● What is expected:
Return the whole listing, keeping every character the same.

● Data entries:

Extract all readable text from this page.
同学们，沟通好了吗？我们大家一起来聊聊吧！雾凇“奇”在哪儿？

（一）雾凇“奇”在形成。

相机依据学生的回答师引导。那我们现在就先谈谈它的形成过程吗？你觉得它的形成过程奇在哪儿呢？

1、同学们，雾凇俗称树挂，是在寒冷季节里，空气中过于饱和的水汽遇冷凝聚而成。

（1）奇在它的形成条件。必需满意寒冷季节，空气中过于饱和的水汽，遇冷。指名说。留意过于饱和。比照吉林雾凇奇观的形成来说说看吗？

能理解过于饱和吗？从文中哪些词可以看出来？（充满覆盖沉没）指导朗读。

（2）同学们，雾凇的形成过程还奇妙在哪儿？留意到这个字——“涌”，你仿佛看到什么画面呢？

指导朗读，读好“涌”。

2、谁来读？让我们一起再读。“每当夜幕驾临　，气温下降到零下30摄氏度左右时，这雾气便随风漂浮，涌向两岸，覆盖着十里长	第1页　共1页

● Result below:
Extract all readable text from this page.
同学们，沟通好了吗？我们大家一起来聊聊吧！雾凇“奇”在哪儿？

（一）雾凇“奇”在形成。

相机依据学生的回答师引导。那我们现在就先谈谈它的形成过程吗？你觉得它的形成过程奇在哪儿呢？

1、同学们，雾凇俗称树挂，是在寒冷季节里，空气中过于饱和的水汽遇冷凝聚而成。

（1）奇在它的形成条件。必需满意寒冷季节，空气中过于饱和的水汽，遇冷。指名说。留意过于饱和。比照吉林雾凇奇观的形成来说说看吗？

能理解过于饱和吗？从文中哪些词可以看出来？（充满覆盖沉没）指导朗读。

（2）同学们，雾凇的形成过程还奇妙在哪儿？留意到这个字——“涌”，你仿佛看到什么画面呢？

指导朗读，读好“涌”。

2、谁来读？让我们一起再读。“每当夜幕驾临　，气温下降到零下30摄氏度左右时，这雾气便随风漂浮，涌向两岸，覆盖着十里长	第1页　共1页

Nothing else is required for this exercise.